- _REQUIRED WORK_
Rewrite every line of the material below as a numbered list, omitting any blank lines.

(begin)

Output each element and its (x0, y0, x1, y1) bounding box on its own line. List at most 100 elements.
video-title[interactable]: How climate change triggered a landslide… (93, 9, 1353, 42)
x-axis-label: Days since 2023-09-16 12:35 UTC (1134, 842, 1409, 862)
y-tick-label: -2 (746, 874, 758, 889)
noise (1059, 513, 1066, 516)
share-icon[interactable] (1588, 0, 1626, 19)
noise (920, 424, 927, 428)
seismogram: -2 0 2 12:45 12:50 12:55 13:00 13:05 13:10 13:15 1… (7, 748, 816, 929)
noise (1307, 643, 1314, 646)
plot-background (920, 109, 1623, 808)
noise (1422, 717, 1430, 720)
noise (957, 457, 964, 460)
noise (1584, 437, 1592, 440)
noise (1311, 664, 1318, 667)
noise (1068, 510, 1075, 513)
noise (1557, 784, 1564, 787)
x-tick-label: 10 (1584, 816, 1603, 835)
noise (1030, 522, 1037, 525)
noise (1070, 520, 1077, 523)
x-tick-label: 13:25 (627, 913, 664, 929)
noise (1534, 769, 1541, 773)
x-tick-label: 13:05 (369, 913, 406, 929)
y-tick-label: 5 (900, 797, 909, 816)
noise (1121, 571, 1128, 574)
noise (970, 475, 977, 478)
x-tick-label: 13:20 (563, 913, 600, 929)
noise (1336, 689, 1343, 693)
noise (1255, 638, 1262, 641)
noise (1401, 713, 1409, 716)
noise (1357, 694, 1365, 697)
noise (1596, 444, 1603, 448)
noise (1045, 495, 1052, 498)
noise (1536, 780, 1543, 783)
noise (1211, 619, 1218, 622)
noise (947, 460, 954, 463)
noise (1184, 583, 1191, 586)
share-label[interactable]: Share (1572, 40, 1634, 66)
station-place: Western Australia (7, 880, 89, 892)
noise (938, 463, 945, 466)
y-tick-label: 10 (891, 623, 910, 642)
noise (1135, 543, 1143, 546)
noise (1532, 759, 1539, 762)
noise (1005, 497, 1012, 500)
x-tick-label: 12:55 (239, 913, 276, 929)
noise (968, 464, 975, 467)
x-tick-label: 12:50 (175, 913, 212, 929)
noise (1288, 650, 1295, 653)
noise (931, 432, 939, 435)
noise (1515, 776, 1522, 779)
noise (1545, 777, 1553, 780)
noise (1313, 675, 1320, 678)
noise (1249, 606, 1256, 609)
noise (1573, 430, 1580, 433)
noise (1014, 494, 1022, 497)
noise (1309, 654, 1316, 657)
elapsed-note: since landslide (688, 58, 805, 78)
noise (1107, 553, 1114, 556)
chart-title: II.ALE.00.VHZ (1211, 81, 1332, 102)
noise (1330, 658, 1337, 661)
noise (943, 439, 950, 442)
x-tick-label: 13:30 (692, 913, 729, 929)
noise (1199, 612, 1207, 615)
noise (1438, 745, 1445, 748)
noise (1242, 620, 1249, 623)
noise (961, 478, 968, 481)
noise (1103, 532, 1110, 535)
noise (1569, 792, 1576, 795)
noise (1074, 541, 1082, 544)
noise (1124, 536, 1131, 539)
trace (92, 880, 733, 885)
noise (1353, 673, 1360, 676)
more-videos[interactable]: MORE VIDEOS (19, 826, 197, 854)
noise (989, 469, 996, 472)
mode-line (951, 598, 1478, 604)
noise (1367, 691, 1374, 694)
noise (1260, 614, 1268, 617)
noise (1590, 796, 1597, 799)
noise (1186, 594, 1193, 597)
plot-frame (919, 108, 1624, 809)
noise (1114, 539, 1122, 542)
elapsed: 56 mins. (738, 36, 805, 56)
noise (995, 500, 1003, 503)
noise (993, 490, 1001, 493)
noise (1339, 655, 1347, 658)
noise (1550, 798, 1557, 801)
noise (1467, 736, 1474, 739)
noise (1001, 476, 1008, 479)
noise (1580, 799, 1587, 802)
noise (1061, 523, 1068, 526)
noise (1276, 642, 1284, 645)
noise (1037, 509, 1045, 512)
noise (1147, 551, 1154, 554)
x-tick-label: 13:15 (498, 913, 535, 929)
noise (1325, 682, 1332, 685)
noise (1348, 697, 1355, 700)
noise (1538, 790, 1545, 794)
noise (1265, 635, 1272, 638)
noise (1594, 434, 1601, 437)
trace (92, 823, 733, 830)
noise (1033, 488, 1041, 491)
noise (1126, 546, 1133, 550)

(end)

- _REPLY_
1. Output each element and its (x0, y0, x1, y1) bounding box on its own line. List at most 100 elements.
2. video-title[interactable]: How climate change triggered a landslide… (93, 9, 1353, 42)
3. x-axis-label: Days since 2023-09-16 12:35 UTC (1134, 842, 1409, 862)
4. y-tick-label: -2 (746, 874, 758, 889)
5. noise (1059, 513, 1066, 516)
6. share-icon[interactable] (1588, 0, 1626, 19)
7. noise (920, 424, 927, 428)
8. seismogram: -2 0 2 12:45 12:50 12:55 13:00 13:05 13:10 13:15 1… (7, 748, 816, 929)
9. noise (1307, 643, 1314, 646)
10. plot-background (920, 109, 1623, 808)
11. noise (1422, 717, 1430, 720)
12. noise (957, 457, 964, 460)
13. noise (1584, 437, 1592, 440)
14. noise (1311, 664, 1318, 667)
15. noise (1068, 510, 1075, 513)
16. noise (1557, 784, 1564, 787)
17. x-tick-label: 10 (1584, 816, 1603, 835)
18. noise (1030, 522, 1037, 525)
19. noise (1070, 520, 1077, 523)
20. x-tick-label: 13:25 (627, 913, 664, 929)
21. noise (1534, 769, 1541, 773)
22. x-tick-label: 13:05 (369, 913, 406, 929)
23. y-tick-label: 5 (900, 797, 909, 816)
24. noise (1121, 571, 1128, 574)
25. noise (970, 475, 977, 478)
26. x-tick-label: 13:20 (563, 913, 600, 929)
27. noise (1336, 689, 1343, 693)
28. noise (1255, 638, 1262, 641)
29. noise (1401, 713, 1409, 716)
30. noise (1357, 694, 1365, 697)
31. noise (1596, 444, 1603, 448)
32. noise (1045, 495, 1052, 498)
33. noise (1536, 780, 1543, 783)
34. noise (1211, 619, 1218, 622)
35. noise (947, 460, 954, 463)
36. noise (1184, 583, 1191, 586)
37. share-label[interactable]: Share (1572, 40, 1634, 66)
38. station-place: Western Australia (7, 880, 89, 892)
39. noise (938, 463, 945, 466)
40. y-tick-label: 10 (891, 623, 910, 642)
41. noise (1135, 543, 1143, 546)
42. noise (1532, 759, 1539, 762)
43. noise (1005, 497, 1012, 500)
44. x-tick-label: 12:55 (239, 913, 276, 929)
45. noise (968, 464, 975, 467)
46. x-tick-label: 12:50 (175, 913, 212, 929)
47. noise (1288, 650, 1295, 653)
48. noise (931, 432, 939, 435)
49. noise (1515, 776, 1522, 779)
50. noise (1545, 777, 1553, 780)
51. noise (1313, 675, 1320, 678)
52. noise (1249, 606, 1256, 609)
53. noise (1573, 430, 1580, 433)
54. noise (1014, 494, 1022, 497)
55. noise (1309, 654, 1316, 657)
56. elapsed-note: since landslide (688, 58, 805, 78)
57. noise (1107, 553, 1114, 556)
58. chart-title: II.ALE.00.VHZ (1211, 81, 1332, 102)
59. noise (1330, 658, 1337, 661)
60. noise (943, 439, 950, 442)
61. x-tick-label: 13:30 (692, 913, 729, 929)
62. noise (1199, 612, 1207, 615)
63. noise (1438, 745, 1445, 748)
64. noise (1242, 620, 1249, 623)
65. noise (961, 478, 968, 481)
66. noise (1103, 532, 1110, 535)
67. noise (1569, 792, 1576, 795)
68. noise (1074, 541, 1082, 544)
69. noise (1124, 536, 1131, 539)
70. trace (92, 880, 733, 885)
71. noise (1353, 673, 1360, 676)
72. more-videos[interactable]: MORE VIDEOS (19, 826, 197, 854)
73. noise (989, 469, 996, 472)
74. mode-line (951, 598, 1478, 604)
75. noise (1367, 691, 1374, 694)
76. noise (1260, 614, 1268, 617)
77. noise (1590, 796, 1597, 799)
78. noise (1186, 594, 1193, 597)
79. plot-frame (919, 108, 1624, 809)
80. noise (1114, 539, 1122, 542)
81. elapsed: 56 mins. (738, 36, 805, 56)
82. noise (995, 500, 1003, 503)
83. noise (993, 490, 1001, 493)
84. noise (1339, 655, 1347, 658)
85. noise (1550, 798, 1557, 801)
86. noise (1467, 736, 1474, 739)
87. noise (1001, 476, 1008, 479)
88. noise (1580, 799, 1587, 802)
89. noise (1061, 523, 1068, 526)
90. noise (1276, 642, 1284, 645)
91. noise (1037, 509, 1045, 512)
92. noise (1147, 551, 1154, 554)
93. x-tick-label: 13:15 (498, 913, 535, 929)
94. noise (1325, 682, 1332, 685)
95. noise (1348, 697, 1355, 700)
96. noise (1538, 790, 1545, 794)
97. noise (1265, 635, 1272, 638)
98. noise (1594, 434, 1601, 437)
99. trace (92, 823, 733, 830)
100. noise (1033, 488, 1041, 491)
101. noise (1126, 546, 1133, 550)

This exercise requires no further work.